Task to carry out -> Nothing in the data should change when you return it, but leave the pictures out.

Figure dataset records:
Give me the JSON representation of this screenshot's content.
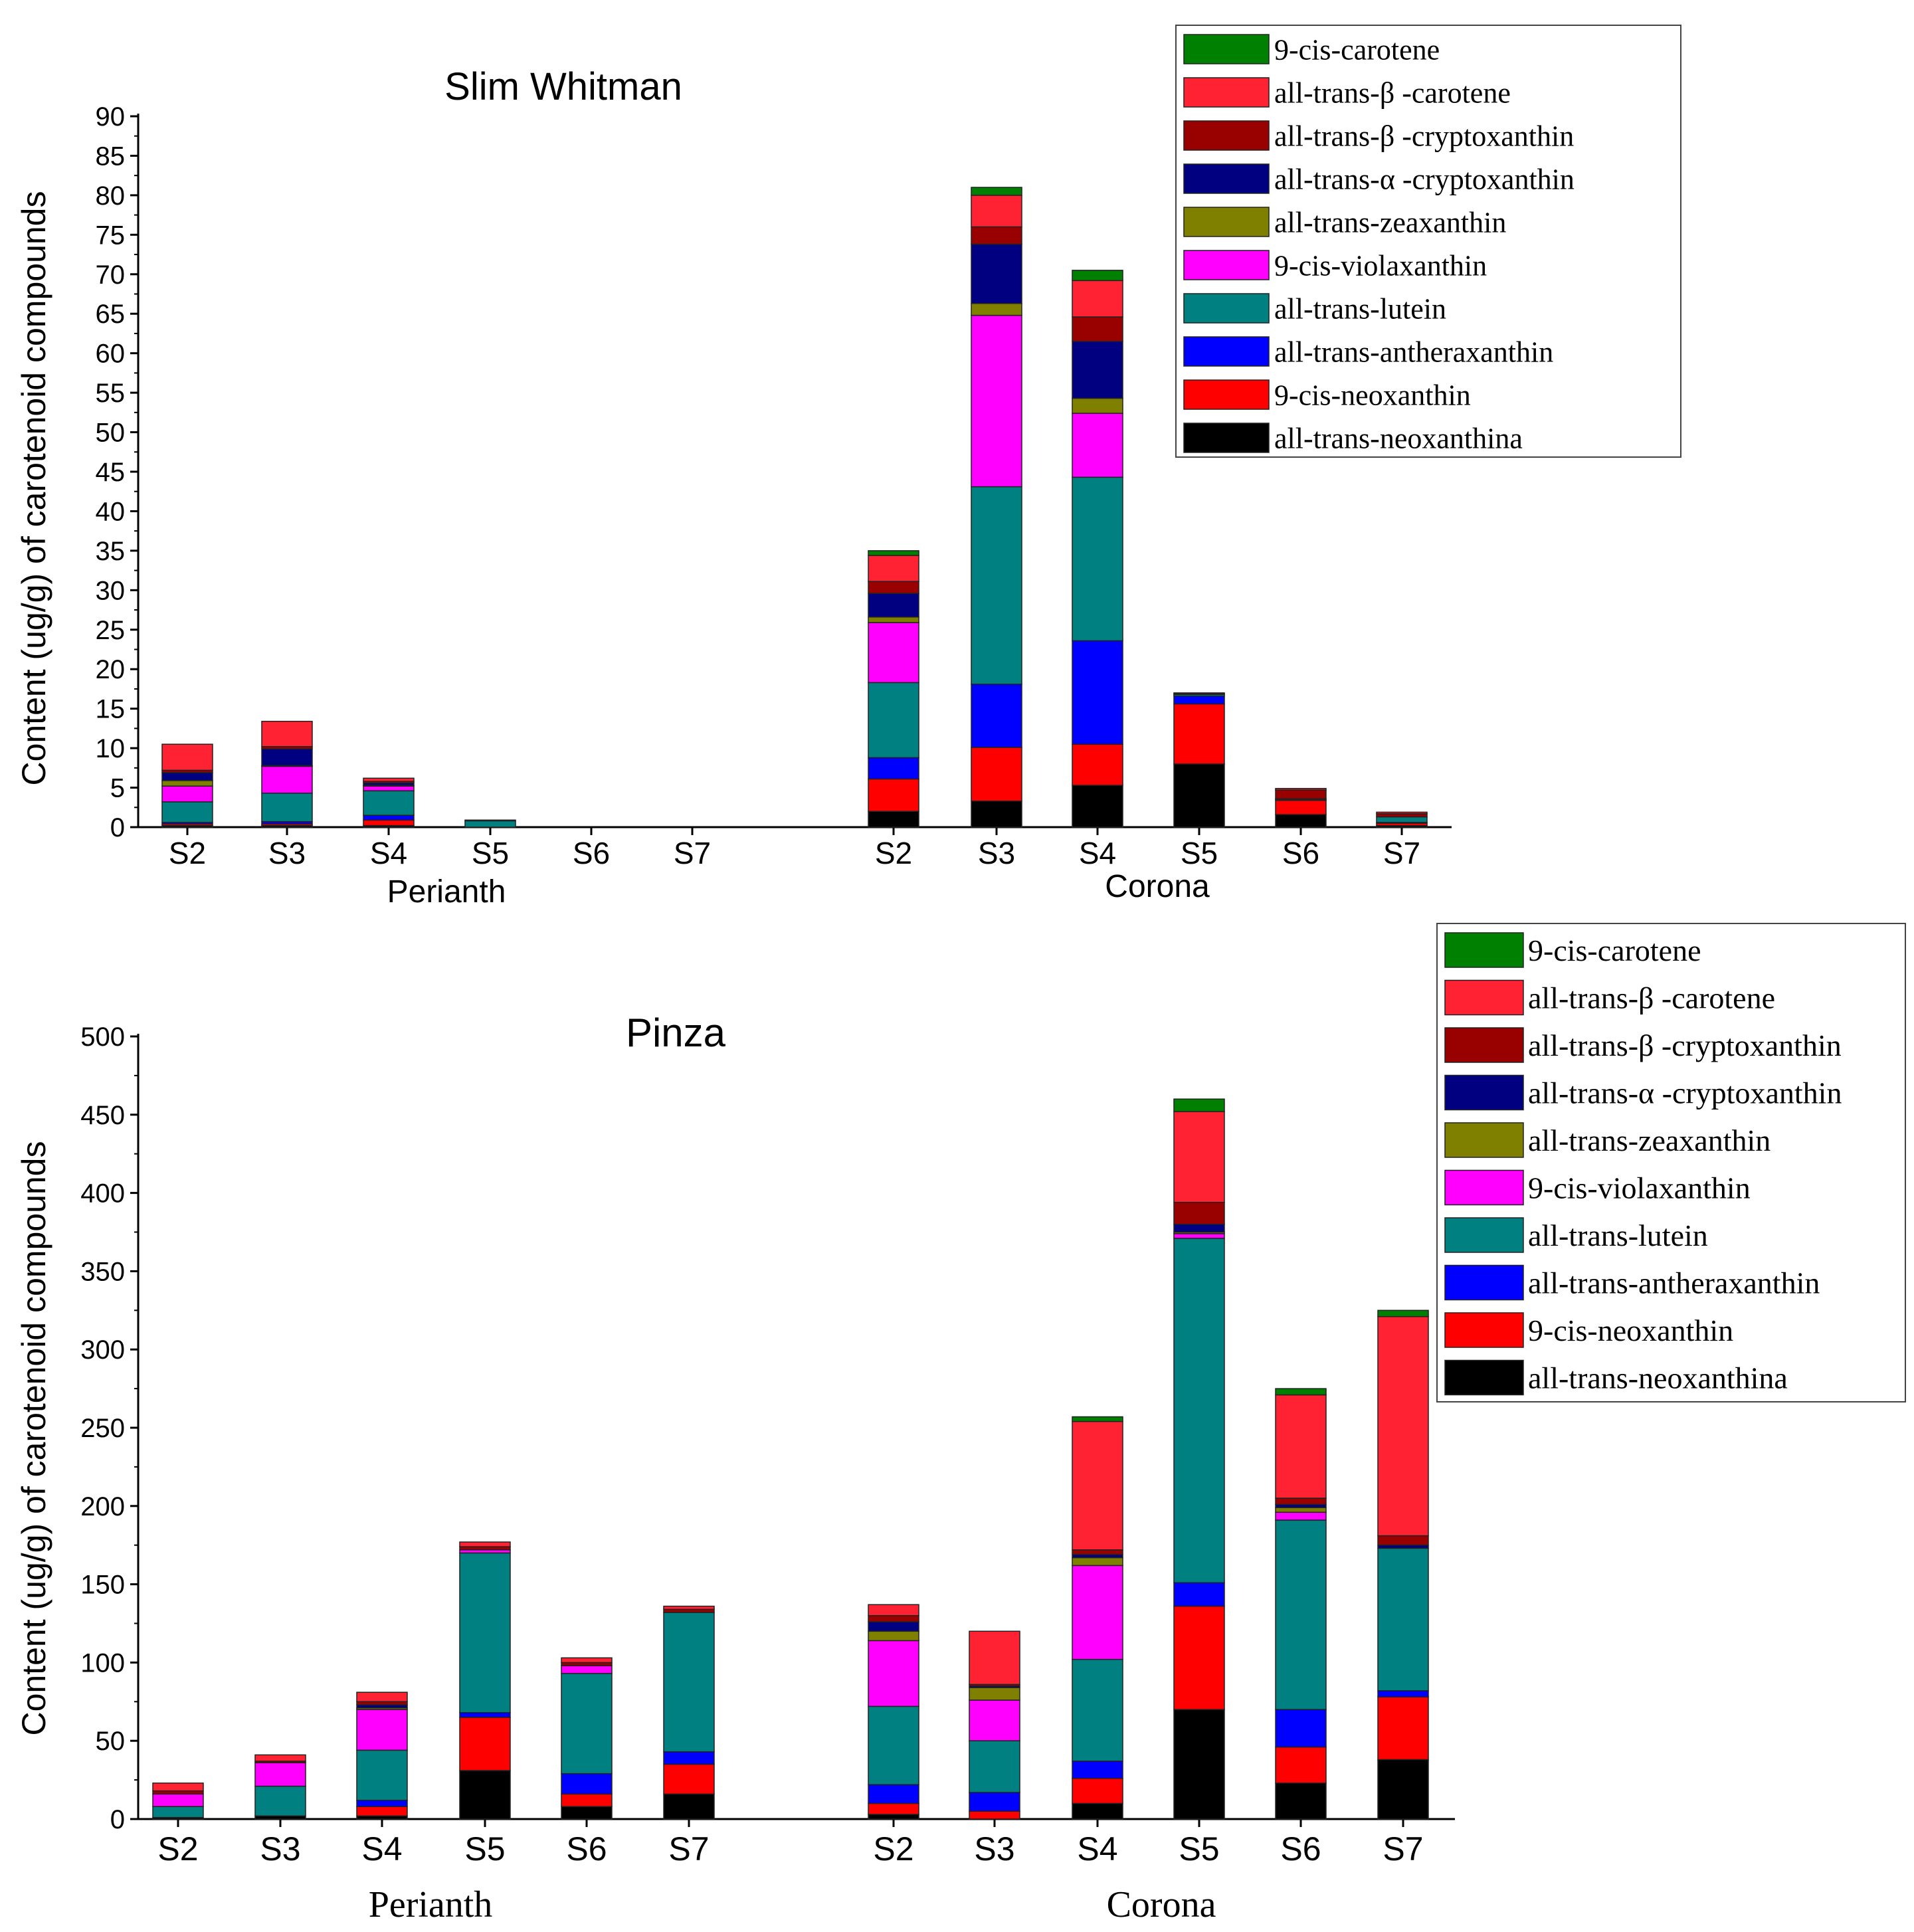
{
  "chart_data": [
    {
      "type": "bar",
      "stacked": true,
      "title": "Slim Whitman",
      "ylabel": "Content (ug/g) of carotenoid compounds",
      "ylim": [
        0,
        90
      ],
      "ytick_step": 5,
      "groups": [
        {
          "label": "Perianth",
          "categories": [
            "S2",
            "S3",
            "S4",
            "S5",
            "S6",
            "S7"
          ]
        },
        {
          "label": "Corona",
          "categories": [
            "S2",
            "S3",
            "S4",
            "S5",
            "S6",
            "S7"
          ]
        }
      ],
      "legend_position": "top-right",
      "series": [
        {
          "name": "all-trans-neoxanthina",
          "color": "#000000",
          "values": [
            0.2,
            0.2,
            0.2,
            0,
            0,
            0,
            2.0,
            3.3,
            5.3,
            8.0,
            1.6,
            0.2
          ]
        },
        {
          "name": "9-cis-neoxanthin",
          "color": "#ff0000",
          "values": [
            0.2,
            0.2,
            0.7,
            0,
            0,
            0,
            4.1,
            6.8,
            5.2,
            7.6,
            1.8,
            0.3
          ]
        },
        {
          "name": "all-trans-antheraxanthin",
          "color": "#0000ff",
          "values": [
            0.2,
            0.3,
            0.6,
            0,
            0,
            0,
            2.7,
            8.0,
            13.1,
            1.0,
            0.1,
            0.1
          ]
        },
        {
          "name": "all-trans-lutein",
          "color": "#008080",
          "values": [
            2.6,
            3.6,
            3.1,
            0.8,
            0,
            0,
            9.5,
            25.0,
            20.7,
            0.2,
            0.1,
            0.7
          ]
        },
        {
          "name": "9-cis-violaxanthin",
          "color": "#ff00ff",
          "values": [
            2.0,
            3.4,
            0.6,
            0,
            0,
            0,
            7.6,
            21.7,
            8.1,
            0,
            0,
            0
          ]
        },
        {
          "name": "all-trans-zeaxanthin",
          "color": "#808000",
          "values": [
            0.7,
            0.1,
            0.1,
            0,
            0,
            0,
            0.7,
            1.5,
            1.9,
            0,
            0,
            0
          ]
        },
        {
          "name": "all-trans-α -cryptoxanthin",
          "color": "#000080",
          "values": [
            1.0,
            2.1,
            0.3,
            0,
            0,
            0,
            3.0,
            7.5,
            7.2,
            0.1,
            0,
            0
          ]
        },
        {
          "name": "all-trans-β -cryptoxanthin",
          "color": "#990000",
          "values": [
            0.3,
            0.3,
            0.2,
            0,
            0,
            0,
            1.5,
            2.2,
            3.1,
            0,
            1.1,
            0.4
          ]
        },
        {
          "name": "all-trans-β -carotene",
          "color": "#ff2233",
          "values": [
            3.3,
            3.2,
            0.4,
            0.1,
            0,
            0,
            3.3,
            4.0,
            4.6,
            0.1,
            0.2,
            0.2
          ]
        },
        {
          "name": "9-cis-carotene",
          "color": "#008000",
          "values": [
            0,
            0,
            0,
            0,
            0,
            0,
            0.6,
            1.0,
            1.3,
            0,
            0,
            0
          ]
        }
      ]
    },
    {
      "type": "bar",
      "stacked": true,
      "title": "Pinza",
      "ylabel": "Content (ug/g) of carotenoid compounds",
      "ylim": [
        0,
        500
      ],
      "ytick_step": 50,
      "groups": [
        {
          "label": "Perianth",
          "categories": [
            "S2",
            "S3",
            "S4",
            "S5",
            "S6",
            "S7"
          ]
        },
        {
          "label": "Corona",
          "categories": [
            "S2",
            "S3",
            "S4",
            "S5",
            "S6",
            "S7"
          ]
        }
      ],
      "legend_position": "top-right",
      "series": [
        {
          "name": "all-trans-neoxanthina",
          "color": "#000000",
          "values": [
            1,
            2,
            2,
            31,
            8,
            16,
            3,
            0,
            10,
            70,
            23,
            38
          ]
        },
        {
          "name": "9-cis-neoxanthin",
          "color": "#ff0000",
          "values": [
            0,
            0,
            6,
            34,
            8,
            19,
            7,
            5,
            16,
            66,
            23,
            40
          ]
        },
        {
          "name": "all-trans-antheraxanthin",
          "color": "#0000ff",
          "values": [
            0,
            0,
            4,
            3,
            13,
            8,
            12,
            12,
            11,
            15,
            24,
            4
          ]
        },
        {
          "name": "all-trans-lutein",
          "color": "#008080",
          "values": [
            7,
            19,
            32,
            102,
            64,
            89,
            50,
            33,
            65,
            220,
            121,
            91
          ]
        },
        {
          "name": "9-cis-violaxanthin",
          "color": "#ff00ff",
          "values": [
            8,
            15,
            26,
            2,
            5,
            0,
            42,
            26,
            60,
            3,
            5,
            0
          ]
        },
        {
          "name": "all-trans-zeaxanthin",
          "color": "#808000",
          "values": [
            0,
            0,
            1,
            0,
            0,
            0,
            6,
            8,
            5,
            1,
            3,
            0
          ]
        },
        {
          "name": "all-trans-α -cryptoxanthin",
          "color": "#000080",
          "values": [
            0,
            0,
            2,
            0,
            0,
            0,
            6,
            1,
            2,
            5,
            2,
            2
          ]
        },
        {
          "name": "all-trans-β -cryptoxanthin",
          "color": "#990000",
          "values": [
            2,
            1,
            2,
            2,
            2,
            2,
            4,
            1,
            3,
            14,
            4,
            6
          ]
        },
        {
          "name": "all-trans-β -carotene",
          "color": "#ff2233",
          "values": [
            5,
            4,
            6,
            3,
            3,
            2,
            7,
            34,
            82,
            58,
            66,
            140
          ]
        },
        {
          "name": "9-cis-carotene",
          "color": "#008000",
          "values": [
            0,
            0,
            0,
            0,
            0,
            0,
            0,
            0,
            3,
            8,
            4,
            4
          ]
        }
      ]
    }
  ]
}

Solution for this problem ->
Give me the JSON representation of this screenshot's content.
{
  "chart_data": [
    {
      "type": "bar",
      "stacked": true,
      "title": "Slim Whitman",
      "ylabel": "Content (ug/g) of carotenoid compounds",
      "ylim": [
        0,
        90
      ],
      "ytick_step": 5,
      "groups": [
        {
          "label": "Perianth",
          "categories": [
            "S2",
            "S3",
            "S4",
            "S5",
            "S6",
            "S7"
          ]
        },
        {
          "label": "Corona",
          "categories": [
            "S2",
            "S3",
            "S4",
            "S5",
            "S6",
            "S7"
          ]
        }
      ],
      "legend_position": "top-right",
      "series": [
        {
          "name": "all-trans-neoxanthina",
          "color": "#000000",
          "values": [
            0.2,
            0.2,
            0.2,
            0,
            0,
            0,
            2.0,
            3.3,
            5.3,
            8.0,
            1.6,
            0.2
          ]
        },
        {
          "name": "9-cis-neoxanthin",
          "color": "#ff0000",
          "values": [
            0.2,
            0.2,
            0.7,
            0,
            0,
            0,
            4.1,
            6.8,
            5.2,
            7.6,
            1.8,
            0.3
          ]
        },
        {
          "name": "all-trans-antheraxanthin",
          "color": "#0000ff",
          "values": [
            0.2,
            0.3,
            0.6,
            0,
            0,
            0,
            2.7,
            8.0,
            13.1,
            1.0,
            0.1,
            0.1
          ]
        },
        {
          "name": "all-trans-lutein",
          "color": "#008080",
          "values": [
            2.6,
            3.6,
            3.1,
            0.8,
            0,
            0,
            9.5,
            25.0,
            20.7,
            0.2,
            0.1,
            0.7
          ]
        },
        {
          "name": "9-cis-violaxanthin",
          "color": "#ff00ff",
          "values": [
            2.0,
            3.4,
            0.6,
            0,
            0,
            0,
            7.6,
            21.7,
            8.1,
            0,
            0,
            0
          ]
        },
        {
          "name": "all-trans-zeaxanthin",
          "color": "#808000",
          "values": [
            0.7,
            0.1,
            0.1,
            0,
            0,
            0,
            0.7,
            1.5,
            1.9,
            0,
            0,
            0
          ]
        },
        {
          "name": "all-trans-α -cryptoxanthin",
          "color": "#000080",
          "values": [
            1.0,
            2.1,
            0.3,
            0,
            0,
            0,
            3.0,
            7.5,
            7.2,
            0.1,
            0,
            0
          ]
        },
        {
          "name": "all-trans-β -cryptoxanthin",
          "color": "#990000",
          "values": [
            0.3,
            0.3,
            0.2,
            0,
            0,
            0,
            1.5,
            2.2,
            3.1,
            0,
            1.1,
            0.4
          ]
        },
        {
          "name": "all-trans-β -carotene",
          "color": "#ff2233",
          "values": [
            3.3,
            3.2,
            0.4,
            0.1,
            0,
            0,
            3.3,
            4.0,
            4.6,
            0.1,
            0.2,
            0.2
          ]
        },
        {
          "name": "9-cis-carotene",
          "color": "#008000",
          "values": [
            0,
            0,
            0,
            0,
            0,
            0,
            0.6,
            1.0,
            1.3,
            0,
            0,
            0
          ]
        }
      ]
    },
    {
      "type": "bar",
      "stacked": true,
      "title": "Pinza",
      "ylabel": "Content (ug/g) of carotenoid compounds",
      "ylim": [
        0,
        500
      ],
      "ytick_step": 50,
      "groups": [
        {
          "label": "Perianth",
          "categories": [
            "S2",
            "S3",
            "S4",
            "S5",
            "S6",
            "S7"
          ]
        },
        {
          "label": "Corona",
          "categories": [
            "S2",
            "S3",
            "S4",
            "S5",
            "S6",
            "S7"
          ]
        }
      ],
      "legend_position": "top-right",
      "series": [
        {
          "name": "all-trans-neoxanthina",
          "color": "#000000",
          "values": [
            1,
            2,
            2,
            31,
            8,
            16,
            3,
            0,
            10,
            70,
            23,
            38
          ]
        },
        {
          "name": "9-cis-neoxanthin",
          "color": "#ff0000",
          "values": [
            0,
            0,
            6,
            34,
            8,
            19,
            7,
            5,
            16,
            66,
            23,
            40
          ]
        },
        {
          "name": "all-trans-antheraxanthin",
          "color": "#0000ff",
          "values": [
            0,
            0,
            4,
            3,
            13,
            8,
            12,
            12,
            11,
            15,
            24,
            4
          ]
        },
        {
          "name": "all-trans-lutein",
          "color": "#008080",
          "values": [
            7,
            19,
            32,
            102,
            64,
            89,
            50,
            33,
            65,
            220,
            121,
            91
          ]
        },
        {
          "name": "9-cis-violaxanthin",
          "color": "#ff00ff",
          "values": [
            8,
            15,
            26,
            2,
            5,
            0,
            42,
            26,
            60,
            3,
            5,
            0
          ]
        },
        {
          "name": "all-trans-zeaxanthin",
          "color": "#808000",
          "values": [
            0,
            0,
            1,
            0,
            0,
            0,
            6,
            8,
            5,
            1,
            3,
            0
          ]
        },
        {
          "name": "all-trans-α -cryptoxanthin",
          "color": "#000080",
          "values": [
            0,
            0,
            2,
            0,
            0,
            0,
            6,
            1,
            2,
            5,
            2,
            2
          ]
        },
        {
          "name": "all-trans-β -cryptoxanthin",
          "color": "#990000",
          "values": [
            2,
            1,
            2,
            2,
            2,
            2,
            4,
            1,
            3,
            14,
            4,
            6
          ]
        },
        {
          "name": "all-trans-β -carotene",
          "color": "#ff2233",
          "values": [
            5,
            4,
            6,
            3,
            3,
            2,
            7,
            34,
            82,
            58,
            66,
            140
          ]
        },
        {
          "name": "9-cis-carotene",
          "color": "#008000",
          "values": [
            0,
            0,
            0,
            0,
            0,
            0,
            0,
            0,
            3,
            8,
            4,
            4
          ]
        }
      ]
    }
  ]
}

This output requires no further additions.